What the exercise asks:
Please give the count of lines holding the string "Compreender" and nothing besides.

(Extracted records)
——————————
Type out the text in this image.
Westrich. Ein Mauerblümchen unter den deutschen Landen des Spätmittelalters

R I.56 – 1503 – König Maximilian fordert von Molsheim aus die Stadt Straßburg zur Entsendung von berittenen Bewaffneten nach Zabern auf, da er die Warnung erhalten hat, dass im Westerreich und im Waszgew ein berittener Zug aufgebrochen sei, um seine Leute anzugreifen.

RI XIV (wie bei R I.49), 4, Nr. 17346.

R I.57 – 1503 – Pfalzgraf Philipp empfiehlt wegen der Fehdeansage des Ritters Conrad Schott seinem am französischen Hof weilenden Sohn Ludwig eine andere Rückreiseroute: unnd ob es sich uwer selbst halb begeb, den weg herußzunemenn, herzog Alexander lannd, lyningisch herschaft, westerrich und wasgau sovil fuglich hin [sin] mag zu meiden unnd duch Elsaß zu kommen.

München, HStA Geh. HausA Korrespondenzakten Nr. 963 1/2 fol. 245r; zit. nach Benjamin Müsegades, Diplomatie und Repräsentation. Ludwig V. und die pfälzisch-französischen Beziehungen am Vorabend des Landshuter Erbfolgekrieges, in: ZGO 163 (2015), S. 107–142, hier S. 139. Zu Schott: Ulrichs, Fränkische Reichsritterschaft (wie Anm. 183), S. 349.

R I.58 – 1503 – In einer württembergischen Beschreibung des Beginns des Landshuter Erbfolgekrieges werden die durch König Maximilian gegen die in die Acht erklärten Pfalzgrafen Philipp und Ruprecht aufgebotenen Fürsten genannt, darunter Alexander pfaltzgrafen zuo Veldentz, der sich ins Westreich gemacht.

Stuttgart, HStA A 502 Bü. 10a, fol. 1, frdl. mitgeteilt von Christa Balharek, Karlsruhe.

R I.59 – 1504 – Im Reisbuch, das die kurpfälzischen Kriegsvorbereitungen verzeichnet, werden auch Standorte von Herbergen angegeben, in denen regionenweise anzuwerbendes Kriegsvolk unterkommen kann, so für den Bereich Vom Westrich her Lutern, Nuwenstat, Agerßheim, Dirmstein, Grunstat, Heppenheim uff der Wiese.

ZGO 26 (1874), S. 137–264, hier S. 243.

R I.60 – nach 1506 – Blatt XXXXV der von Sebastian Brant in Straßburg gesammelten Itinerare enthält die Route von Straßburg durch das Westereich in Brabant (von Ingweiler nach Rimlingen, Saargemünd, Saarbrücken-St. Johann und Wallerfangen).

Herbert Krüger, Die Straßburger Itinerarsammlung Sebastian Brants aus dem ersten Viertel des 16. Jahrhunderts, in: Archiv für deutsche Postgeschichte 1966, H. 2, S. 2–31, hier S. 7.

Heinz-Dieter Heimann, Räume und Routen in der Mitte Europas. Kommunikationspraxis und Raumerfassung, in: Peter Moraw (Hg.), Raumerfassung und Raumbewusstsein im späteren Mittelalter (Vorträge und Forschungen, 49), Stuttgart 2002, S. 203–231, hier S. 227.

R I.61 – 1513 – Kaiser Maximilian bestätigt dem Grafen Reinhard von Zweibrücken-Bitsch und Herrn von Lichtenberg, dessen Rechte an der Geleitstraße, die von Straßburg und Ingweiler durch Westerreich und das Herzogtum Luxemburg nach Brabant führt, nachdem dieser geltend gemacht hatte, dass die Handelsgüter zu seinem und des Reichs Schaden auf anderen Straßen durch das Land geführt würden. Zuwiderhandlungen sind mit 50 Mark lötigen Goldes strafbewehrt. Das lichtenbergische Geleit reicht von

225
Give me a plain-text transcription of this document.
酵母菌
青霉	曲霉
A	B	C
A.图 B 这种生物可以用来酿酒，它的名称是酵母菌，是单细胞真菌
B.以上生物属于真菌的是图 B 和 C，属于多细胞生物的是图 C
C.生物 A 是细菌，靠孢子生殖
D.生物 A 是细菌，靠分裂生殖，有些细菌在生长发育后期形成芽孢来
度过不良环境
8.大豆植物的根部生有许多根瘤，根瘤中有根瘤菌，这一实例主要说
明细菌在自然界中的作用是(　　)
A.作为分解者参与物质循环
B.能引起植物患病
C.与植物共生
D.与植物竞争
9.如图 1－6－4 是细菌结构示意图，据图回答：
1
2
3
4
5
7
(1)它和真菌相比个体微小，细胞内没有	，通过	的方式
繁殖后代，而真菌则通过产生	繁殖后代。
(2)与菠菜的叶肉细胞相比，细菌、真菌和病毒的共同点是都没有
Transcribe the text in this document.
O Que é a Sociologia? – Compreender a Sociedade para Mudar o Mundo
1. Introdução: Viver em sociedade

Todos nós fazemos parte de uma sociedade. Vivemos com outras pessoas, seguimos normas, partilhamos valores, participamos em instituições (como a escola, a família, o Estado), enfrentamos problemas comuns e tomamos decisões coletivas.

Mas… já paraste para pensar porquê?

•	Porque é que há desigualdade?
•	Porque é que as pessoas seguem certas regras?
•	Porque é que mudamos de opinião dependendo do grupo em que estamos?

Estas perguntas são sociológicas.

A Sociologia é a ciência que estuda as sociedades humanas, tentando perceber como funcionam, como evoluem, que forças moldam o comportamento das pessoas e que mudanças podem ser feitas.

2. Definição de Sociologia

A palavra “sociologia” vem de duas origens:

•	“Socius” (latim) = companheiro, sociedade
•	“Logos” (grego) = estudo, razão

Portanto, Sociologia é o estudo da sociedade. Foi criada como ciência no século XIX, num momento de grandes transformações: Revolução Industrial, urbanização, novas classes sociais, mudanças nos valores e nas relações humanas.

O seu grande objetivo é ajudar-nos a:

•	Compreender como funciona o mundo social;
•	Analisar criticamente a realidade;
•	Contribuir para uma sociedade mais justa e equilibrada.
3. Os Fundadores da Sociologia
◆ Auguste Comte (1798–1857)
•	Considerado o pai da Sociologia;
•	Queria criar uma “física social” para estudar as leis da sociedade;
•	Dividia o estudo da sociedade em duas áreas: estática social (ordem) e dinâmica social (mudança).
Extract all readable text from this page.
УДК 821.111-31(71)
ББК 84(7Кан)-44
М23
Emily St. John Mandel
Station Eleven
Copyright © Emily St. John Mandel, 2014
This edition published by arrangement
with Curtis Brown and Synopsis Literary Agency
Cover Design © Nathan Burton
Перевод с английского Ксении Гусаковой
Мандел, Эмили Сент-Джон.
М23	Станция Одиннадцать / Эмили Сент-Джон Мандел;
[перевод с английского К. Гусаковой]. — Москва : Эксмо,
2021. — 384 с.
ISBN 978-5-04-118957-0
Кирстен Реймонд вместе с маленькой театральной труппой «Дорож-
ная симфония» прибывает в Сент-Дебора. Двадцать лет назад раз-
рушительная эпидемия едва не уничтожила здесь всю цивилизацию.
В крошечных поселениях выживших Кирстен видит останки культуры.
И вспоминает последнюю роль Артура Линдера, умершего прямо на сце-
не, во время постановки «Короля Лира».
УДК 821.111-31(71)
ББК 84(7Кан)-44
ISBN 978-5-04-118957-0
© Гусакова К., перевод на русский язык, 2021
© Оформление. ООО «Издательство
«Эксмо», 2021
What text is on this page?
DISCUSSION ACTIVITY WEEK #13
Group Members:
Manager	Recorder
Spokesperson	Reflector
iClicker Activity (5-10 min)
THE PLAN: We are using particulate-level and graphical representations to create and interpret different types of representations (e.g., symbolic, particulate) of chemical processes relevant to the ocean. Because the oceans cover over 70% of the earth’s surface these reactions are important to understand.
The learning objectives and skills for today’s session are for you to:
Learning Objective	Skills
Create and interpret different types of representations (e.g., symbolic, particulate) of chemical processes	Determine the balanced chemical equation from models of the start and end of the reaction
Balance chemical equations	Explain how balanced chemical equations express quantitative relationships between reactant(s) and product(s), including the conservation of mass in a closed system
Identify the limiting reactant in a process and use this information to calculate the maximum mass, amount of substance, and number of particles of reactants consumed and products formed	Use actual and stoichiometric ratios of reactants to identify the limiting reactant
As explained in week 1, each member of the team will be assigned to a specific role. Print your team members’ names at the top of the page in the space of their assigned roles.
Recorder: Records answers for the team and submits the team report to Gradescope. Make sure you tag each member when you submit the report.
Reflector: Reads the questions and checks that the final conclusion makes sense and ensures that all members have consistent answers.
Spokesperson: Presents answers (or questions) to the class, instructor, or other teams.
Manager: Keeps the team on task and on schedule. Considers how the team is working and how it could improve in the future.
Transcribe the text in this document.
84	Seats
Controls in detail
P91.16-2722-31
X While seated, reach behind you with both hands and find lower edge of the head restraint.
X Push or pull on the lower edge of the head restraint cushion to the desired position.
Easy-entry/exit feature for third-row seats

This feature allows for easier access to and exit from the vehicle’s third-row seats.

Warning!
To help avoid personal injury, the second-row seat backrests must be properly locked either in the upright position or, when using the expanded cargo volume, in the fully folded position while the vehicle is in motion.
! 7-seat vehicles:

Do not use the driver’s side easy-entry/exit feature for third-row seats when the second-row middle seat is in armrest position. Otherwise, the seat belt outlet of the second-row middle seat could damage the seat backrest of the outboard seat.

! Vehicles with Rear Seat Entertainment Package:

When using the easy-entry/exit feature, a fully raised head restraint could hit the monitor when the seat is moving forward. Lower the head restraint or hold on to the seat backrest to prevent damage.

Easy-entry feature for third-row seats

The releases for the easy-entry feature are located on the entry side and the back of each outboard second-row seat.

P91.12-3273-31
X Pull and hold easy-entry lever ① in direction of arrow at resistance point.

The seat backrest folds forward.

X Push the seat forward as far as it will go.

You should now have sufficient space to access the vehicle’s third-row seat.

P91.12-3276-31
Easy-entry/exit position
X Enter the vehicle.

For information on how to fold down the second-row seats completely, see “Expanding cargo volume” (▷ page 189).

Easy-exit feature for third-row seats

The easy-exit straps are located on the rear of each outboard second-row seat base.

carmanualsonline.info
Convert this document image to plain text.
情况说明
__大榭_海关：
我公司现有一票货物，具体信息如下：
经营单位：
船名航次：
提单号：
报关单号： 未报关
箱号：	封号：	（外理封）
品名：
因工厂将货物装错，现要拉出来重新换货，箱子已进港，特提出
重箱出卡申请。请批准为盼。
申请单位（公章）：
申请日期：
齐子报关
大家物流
——————————
Response to this task:
2